AIM: Type the records out again in full, exactly.

Stored items:
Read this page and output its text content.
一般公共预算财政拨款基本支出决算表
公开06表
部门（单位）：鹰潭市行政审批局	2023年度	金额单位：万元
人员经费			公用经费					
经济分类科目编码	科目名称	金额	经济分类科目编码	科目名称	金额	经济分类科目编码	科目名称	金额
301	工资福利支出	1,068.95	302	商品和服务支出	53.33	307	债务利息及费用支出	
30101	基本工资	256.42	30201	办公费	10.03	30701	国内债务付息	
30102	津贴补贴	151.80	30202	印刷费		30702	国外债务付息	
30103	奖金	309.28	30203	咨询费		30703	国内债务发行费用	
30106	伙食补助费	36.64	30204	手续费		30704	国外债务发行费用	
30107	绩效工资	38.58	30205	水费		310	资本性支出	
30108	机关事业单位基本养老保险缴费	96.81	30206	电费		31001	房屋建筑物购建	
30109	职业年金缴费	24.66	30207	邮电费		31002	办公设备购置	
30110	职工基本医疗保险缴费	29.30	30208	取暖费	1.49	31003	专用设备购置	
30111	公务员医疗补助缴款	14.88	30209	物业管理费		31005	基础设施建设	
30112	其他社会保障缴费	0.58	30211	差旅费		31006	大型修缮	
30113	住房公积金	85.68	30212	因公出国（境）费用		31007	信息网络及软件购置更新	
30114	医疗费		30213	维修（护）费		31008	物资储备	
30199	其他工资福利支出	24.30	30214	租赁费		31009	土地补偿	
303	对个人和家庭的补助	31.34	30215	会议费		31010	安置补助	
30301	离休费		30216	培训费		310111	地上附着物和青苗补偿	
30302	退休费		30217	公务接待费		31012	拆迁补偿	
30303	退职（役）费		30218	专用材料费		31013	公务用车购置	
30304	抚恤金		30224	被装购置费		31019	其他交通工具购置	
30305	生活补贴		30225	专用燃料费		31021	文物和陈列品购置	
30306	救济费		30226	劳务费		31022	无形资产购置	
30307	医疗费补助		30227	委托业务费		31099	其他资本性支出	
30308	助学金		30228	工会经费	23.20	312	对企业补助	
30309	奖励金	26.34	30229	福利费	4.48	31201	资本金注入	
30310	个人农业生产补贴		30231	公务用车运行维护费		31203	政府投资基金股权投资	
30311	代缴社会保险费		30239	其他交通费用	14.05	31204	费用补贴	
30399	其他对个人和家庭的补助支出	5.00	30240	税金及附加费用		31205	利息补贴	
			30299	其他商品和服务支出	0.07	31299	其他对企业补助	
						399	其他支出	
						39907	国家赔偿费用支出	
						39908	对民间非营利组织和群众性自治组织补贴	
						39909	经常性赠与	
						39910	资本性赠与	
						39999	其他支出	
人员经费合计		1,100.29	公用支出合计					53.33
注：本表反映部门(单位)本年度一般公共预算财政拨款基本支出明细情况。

TASK OUTPUT:
Read this page and output its text content.
一般公共预算财政拨款基本支出决算表
公开06表
部门（单位）：鹰潭市行政审批局	2023年度	金额单位：万元
人员经费			公用经费					
经济分类科目编码	科目名称	金额	经济分类科目编码	科目名称	金额	经济分类科目编码	科目名称	金额
301	工资福利支出	1,068.95	302	商品和服务支出	53.33	307	债务利息及费用支出	
30101	基本工资	256.42	30201	办公费	10.03	30701	国内债务付息	
30102	津贴补贴	151.80	30202	印刷费		30702	国外债务付息	
30103	奖金	309.28	30203	咨询费		30703	国内债务发行费用	
30106	伙食补助费	36.64	30204	手续费		30704	国外债务发行费用	
30107	绩效工资	38.58	30205	水费		310	资本性支出	
30108	机关事业单位基本养老保险缴费	96.81	30206	电费		31001	房屋建筑物购建	
30109	职业年金缴费	24.66	30207	邮电费		31002	办公设备购置	
30110	职工基本医疗保险缴费	29.30	30208	取暖费	1.49	31003	专用设备购置	
30111	公务员医疗补助缴款	14.88	30209	物业管理费		31005	基础设施建设	
30112	其他社会保障缴费	0.58	30211	差旅费		31006	大型修缮	
30113	住房公积金	85.68	30212	因公出国（境）费用		31007	信息网络及软件购置更新	
30114	医疗费		30213	维修（护）费		31008	物资储备	
30199	其他工资福利支出	24.30	30214	租赁费		31009	土地补偿	
303	对个人和家庭的补助	31.34	30215	会议费		31010	安置补助	
30301	离休费		30216	培训费		310111	地上附着物和青苗补偿	
30302	退休费		30217	公务接待费		31012	拆迁补偿	
30303	退职（役）费		30218	专用材料费		31013	公务用车购置	
30304	抚恤金		30224	被装购置费		31019	其他交通工具购置	
30305	生活补贴		30225	专用燃料费		31021	文物和陈列品购置	
30306	救济费		30226	劳务费		31022	无形资产购置	
30307	医疗费补助		30227	委托业务费		31099	其他资本性支出	
30308	助学金		30228	工会经费	23.20	312	对企业补助	
30309	奖励金	26.34	30229	福利费	4.48	31201	资本金注入	
30310	个人农业生产补贴		30231	公务用车运行维护费		31203	政府投资基金股权投资	
30311	代缴社会保险费		30239	其他交通费用	14.05	31204	费用补贴	
30399	其他对个人和家庭的补助支出	5.00	30240	税金及附加费用		31205	利息补贴	
			30299	其他商品和服务支出	0.07	31299	其他对企业补助	
						399	其他支出	
						39907	国家赔偿费用支出	
						39908	对民间非营利组织和群众性自治组织补贴	
						39909	经常性赠与	
						39910	资本性赠与	
						39999	其他支出	
人员经费合计		1,100.29	公用支出合计					53.33
注：本表反映部门(单位)本年度一般公共预算财政拨款基本支出明细情况。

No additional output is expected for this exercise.